__PROBLEM STATEMENT__
From the listing that follows, extract every line and set it down unaltered.
::::::
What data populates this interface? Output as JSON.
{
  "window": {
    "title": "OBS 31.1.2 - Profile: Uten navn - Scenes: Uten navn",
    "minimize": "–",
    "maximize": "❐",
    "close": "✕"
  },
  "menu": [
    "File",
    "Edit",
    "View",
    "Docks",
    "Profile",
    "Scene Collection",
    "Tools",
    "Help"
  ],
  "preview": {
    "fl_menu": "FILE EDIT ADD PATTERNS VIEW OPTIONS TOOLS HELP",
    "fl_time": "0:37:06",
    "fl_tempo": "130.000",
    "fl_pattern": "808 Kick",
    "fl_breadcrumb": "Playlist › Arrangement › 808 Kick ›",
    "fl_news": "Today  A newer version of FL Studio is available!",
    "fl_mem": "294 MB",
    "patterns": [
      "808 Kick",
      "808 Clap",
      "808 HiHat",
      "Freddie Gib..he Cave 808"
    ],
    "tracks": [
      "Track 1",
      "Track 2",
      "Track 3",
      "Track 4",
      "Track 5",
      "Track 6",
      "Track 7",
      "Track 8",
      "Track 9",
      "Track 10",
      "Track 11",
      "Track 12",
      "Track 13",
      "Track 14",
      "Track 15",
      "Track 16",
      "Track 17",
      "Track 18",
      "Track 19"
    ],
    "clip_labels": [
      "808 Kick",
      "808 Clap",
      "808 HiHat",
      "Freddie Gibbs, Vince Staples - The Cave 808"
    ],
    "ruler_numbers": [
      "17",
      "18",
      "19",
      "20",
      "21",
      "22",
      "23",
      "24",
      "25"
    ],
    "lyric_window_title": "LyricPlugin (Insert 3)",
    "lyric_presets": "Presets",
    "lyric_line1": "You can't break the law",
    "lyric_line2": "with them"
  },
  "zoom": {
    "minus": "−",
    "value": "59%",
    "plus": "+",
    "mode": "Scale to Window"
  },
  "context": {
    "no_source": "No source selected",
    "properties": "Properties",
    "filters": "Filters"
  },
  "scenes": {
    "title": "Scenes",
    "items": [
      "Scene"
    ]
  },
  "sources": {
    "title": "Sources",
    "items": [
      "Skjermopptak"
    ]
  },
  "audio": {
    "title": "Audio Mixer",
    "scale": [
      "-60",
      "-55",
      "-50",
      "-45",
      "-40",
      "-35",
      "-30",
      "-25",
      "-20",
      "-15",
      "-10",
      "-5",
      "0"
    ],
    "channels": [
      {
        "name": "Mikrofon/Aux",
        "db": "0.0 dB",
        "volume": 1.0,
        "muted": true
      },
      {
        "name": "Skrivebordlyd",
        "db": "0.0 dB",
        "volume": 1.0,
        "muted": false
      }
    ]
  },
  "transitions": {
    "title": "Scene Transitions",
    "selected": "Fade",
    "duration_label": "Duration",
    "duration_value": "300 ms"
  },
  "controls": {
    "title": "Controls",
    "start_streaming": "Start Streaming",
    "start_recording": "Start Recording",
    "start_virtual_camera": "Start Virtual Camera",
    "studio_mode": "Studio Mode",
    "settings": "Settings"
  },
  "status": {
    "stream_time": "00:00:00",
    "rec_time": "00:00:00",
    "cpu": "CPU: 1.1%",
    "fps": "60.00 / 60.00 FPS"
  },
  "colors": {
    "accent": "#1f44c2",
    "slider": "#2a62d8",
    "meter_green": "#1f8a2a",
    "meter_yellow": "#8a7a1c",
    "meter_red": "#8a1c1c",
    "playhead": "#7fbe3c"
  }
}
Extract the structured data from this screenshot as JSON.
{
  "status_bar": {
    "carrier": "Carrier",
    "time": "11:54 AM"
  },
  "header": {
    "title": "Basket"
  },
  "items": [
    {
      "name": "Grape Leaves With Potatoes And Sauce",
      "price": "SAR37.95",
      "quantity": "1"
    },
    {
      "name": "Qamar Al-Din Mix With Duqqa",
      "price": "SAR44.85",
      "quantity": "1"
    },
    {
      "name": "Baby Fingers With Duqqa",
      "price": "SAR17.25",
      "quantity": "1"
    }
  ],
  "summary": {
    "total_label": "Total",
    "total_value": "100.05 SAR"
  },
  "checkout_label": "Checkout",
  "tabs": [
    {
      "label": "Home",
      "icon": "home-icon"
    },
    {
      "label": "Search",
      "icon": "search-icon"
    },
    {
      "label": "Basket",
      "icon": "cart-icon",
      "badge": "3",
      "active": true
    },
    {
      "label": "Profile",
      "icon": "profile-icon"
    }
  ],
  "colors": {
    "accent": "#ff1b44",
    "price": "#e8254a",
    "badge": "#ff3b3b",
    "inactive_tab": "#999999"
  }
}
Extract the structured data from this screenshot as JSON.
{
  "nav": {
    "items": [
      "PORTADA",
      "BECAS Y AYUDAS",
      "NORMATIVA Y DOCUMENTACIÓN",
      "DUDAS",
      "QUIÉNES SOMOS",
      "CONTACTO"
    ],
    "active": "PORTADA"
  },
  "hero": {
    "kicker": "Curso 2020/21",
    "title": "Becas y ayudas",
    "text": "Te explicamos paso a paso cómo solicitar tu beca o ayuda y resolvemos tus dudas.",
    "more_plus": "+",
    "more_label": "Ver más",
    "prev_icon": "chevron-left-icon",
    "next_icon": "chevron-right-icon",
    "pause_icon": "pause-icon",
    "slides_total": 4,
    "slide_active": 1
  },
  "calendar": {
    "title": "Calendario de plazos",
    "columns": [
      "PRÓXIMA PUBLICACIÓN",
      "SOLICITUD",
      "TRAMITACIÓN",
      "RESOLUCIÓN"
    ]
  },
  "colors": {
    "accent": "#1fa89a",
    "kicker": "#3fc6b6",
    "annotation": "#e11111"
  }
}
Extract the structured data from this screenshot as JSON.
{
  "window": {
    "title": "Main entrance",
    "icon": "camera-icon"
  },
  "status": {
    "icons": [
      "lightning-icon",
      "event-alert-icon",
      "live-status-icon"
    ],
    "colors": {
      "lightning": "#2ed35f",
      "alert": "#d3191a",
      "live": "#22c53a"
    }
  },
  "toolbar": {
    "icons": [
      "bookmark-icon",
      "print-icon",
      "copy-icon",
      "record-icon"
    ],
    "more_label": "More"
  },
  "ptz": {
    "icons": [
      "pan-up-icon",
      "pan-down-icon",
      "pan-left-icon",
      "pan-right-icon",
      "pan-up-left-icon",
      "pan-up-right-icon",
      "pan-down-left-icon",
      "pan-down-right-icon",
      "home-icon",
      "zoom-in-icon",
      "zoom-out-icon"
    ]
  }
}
::::::
__TASK SOLUTION__
What data populates this interface? Output as JSON.
{
  "window": {
    "title": "OBS 31.1.2 - Profile: Uten navn - Scenes: Uten navn",
    "minimize": "–",
    "maximize": "❐",
    "close": "✕"
  },
  "menu": [
    "File",
    "Edit",
    "View",
    "Docks",
    "Profile",
    "Scene Collection",
    "Tools",
    "Help"
  ],
  "preview": {
    "fl_menu": "FILE EDIT ADD PATTERNS VIEW OPTIONS TOOLS HELP",
    "fl_time": "0:37:06",
    "fl_tempo": "130.000",
    "fl_pattern": "808 Kick",
    "fl_breadcrumb": "Playlist › Arrangement › 808 Kick ›",
    "fl_news": "Today  A newer version of FL Studio is available!",
    "fl_mem": "294 MB",
    "patterns": [
      "808 Kick",
      "808 Clap",
      "808 HiHat",
      "Freddie Gib..he Cave 808"
    ],
    "tracks": [
      "Track 1",
      "Track 2",
      "Track 3",
      "Track 4",
      "Track 5",
      "Track 6",
      "Track 7",
      "Track 8",
      "Track 9",
      "Track 10",
      "Track 11",
      "Track 12",
      "Track 13",
      "Track 14",
      "Track 15",
      "Track 16",
      "Track 17",
      "Track 18",
      "Track 19"
    ],
    "clip_labels": [
      "808 Kick",
      "808 Clap",
      "808 HiHat",
      "Freddie Gibbs, Vince Staples - The Cave 808"
    ],
    "ruler_numbers": [
      "17",
      "18",
      "19",
      "20",
      "21",
      "22",
      "23",
      "24",
      "25"
    ],
    "lyric_window_title": "LyricPlugin (Insert 3)",
    "lyric_presets": "Presets",
    "lyric_line1": "You can't break the law",
    "lyric_line2": "with them"
  },
  "zoom": {
    "minus": "−",
    "value": "59%",
    "plus": "+",
    "mode": "Scale to Window"
  },
  "context": {
    "no_source": "No source selected",
    "properties": "Properties",
    "filters": "Filters"
  },
  "scenes": {
    "title": "Scenes",
    "items": [
      "Scene"
    ]
  },
  "sources": {
    "title": "Sources",
    "items": [
      "Skjermopptak"
    ]
  },
  "audio": {
    "title": "Audio Mixer",
    "scale": [
      "-60",
      "-55",
      "-50",
      "-45",
      "-40",
      "-35",
      "-30",
      "-25",
      "-20",
      "-15",
      "-10",
      "-5",
      "0"
    ],
    "channels": [
      {
        "name": "Mikrofon/Aux",
        "db": "0.0 dB",
        "volume": 1.0,
        "muted": true
      },
      {
        "name": "Skrivebordlyd",
        "db": "0.0 dB",
        "volume": 1.0,
        "muted": false
      }
    ]
  },
  "transitions": {
    "title": "Scene Transitions",
    "selected": "Fade",
    "duration_label": "Duration",
    "duration_value": "300 ms"
  },
  "controls": {
    "title": "Controls",
    "start_streaming": "Start Streaming",
    "start_recording": "Start Recording",
    "start_virtual_camera": "Start Virtual Camera",
    "studio_mode": "Studio Mode",
    "settings": "Settings"
  },
  "status": {
    "stream_time": "00:00:00",
    "rec_time": "00:00:00",
    "cpu": "CPU: 1.1%",
    "fps": "60.00 / 60.00 FPS"
  },
  "colors": {
    "accent": "#1f44c2",
    "slider": "#2a62d8",
    "meter_green": "#1f8a2a",
    "meter_yellow": "#8a7a1c",
    "meter_red": "#8a1c1c",
    "playhead": "#7fbe3c"
  }
}
Extract the structured data from this screenshot as JSON.
{
  "status_bar": {
    "carrier": "Carrier",
    "time": "11:54 AM"
  },
  "header": {
    "title": "Basket"
  },
  "items": [
    {
      "name": "Grape Leaves With Potatoes And Sauce",
      "price": "SAR37.95",
      "quantity": "1"
    },
    {
      "name": "Qamar Al-Din Mix With Duqqa",
      "price": "SAR44.85",
      "quantity": "1"
    },
    {
      "name": "Baby Fingers With Duqqa",
      "price": "SAR17.25",
      "quantity": "1"
    }
  ],
  "summary": {
    "total_label": "Total",
    "total_value": "100.05 SAR"
  },
  "checkout_label": "Checkout",
  "tabs": [
    {
      "label": "Home",
      "icon": "home-icon"
    },
    {
      "label": "Search",
      "icon": "search-icon"
    },
    {
      "label": "Basket",
      "icon": "cart-icon",
      "badge": "3",
      "active": true
    },
    {
      "label": "Profile",
      "icon": "profile-icon"
    }
  ],
  "colors": {
    "accent": "#ff1b44",
    "price": "#e8254a",
    "badge": "#ff3b3b",
    "inactive_tab": "#999999"
  }
}
Extract the structured data from this screenshot as JSON.
{
  "nav": {
    "items": [
      "PORTADA",
      "BECAS Y AYUDAS",
      "NORMATIVA Y DOCUMENTACIÓN",
      "DUDAS",
      "QUIÉNES SOMOS",
      "CONTACTO"
    ],
    "active": "PORTADA"
  },
  "hero": {
    "kicker": "Curso 2020/21",
    "title": "Becas y ayudas",
    "text": "Te explicamos paso a paso cómo solicitar tu beca o ayuda y resolvemos tus dudas.",
    "more_plus": "+",
    "more_label": "Ver más",
    "prev_icon": "chevron-left-icon",
    "next_icon": "chevron-right-icon",
    "pause_icon": "pause-icon",
    "slides_total": 4,
    "slide_active": 1
  },
  "calendar": {
    "title": "Calendario de plazos",
    "columns": [
      "PRÓXIMA PUBLICACIÓN",
      "SOLICITUD",
      "TRAMITACIÓN",
      "RESOLUCIÓN"
    ]
  },
  "colors": {
    "accent": "#1fa89a",
    "kicker": "#3fc6b6",
    "annotation": "#e11111"
  }
}
Extract the structured data from this screenshot as JSON.
{
  "window": {
    "title": "Main entrance",
    "icon": "camera-icon"
  },
  "status": {
    "icons": [
      "lightning-icon",
      "event-alert-icon",
      "live-status-icon"
    ],
    "colors": {
      "lightning": "#2ed35f",
      "alert": "#d3191a",
      "live": "#22c53a"
    }
  },
  "toolbar": {
    "icons": [
      "bookmark-icon",
      "print-icon",
      "copy-icon",
      "record-icon"
    ],
    "more_label": "More"
  },
  "ptz": {
    "icons": [
      "pan-up-icon",
      "pan-down-icon",
      "pan-left-icon",
      "pan-right-icon",
      "pan-up-left-icon",
      "pan-up-right-icon",
      "pan-down-left-icon",
      "pan-down-right-icon",
      "home-icon",
      "zoom-in-icon",
      "zoom-out-icon"
    ]
  }
}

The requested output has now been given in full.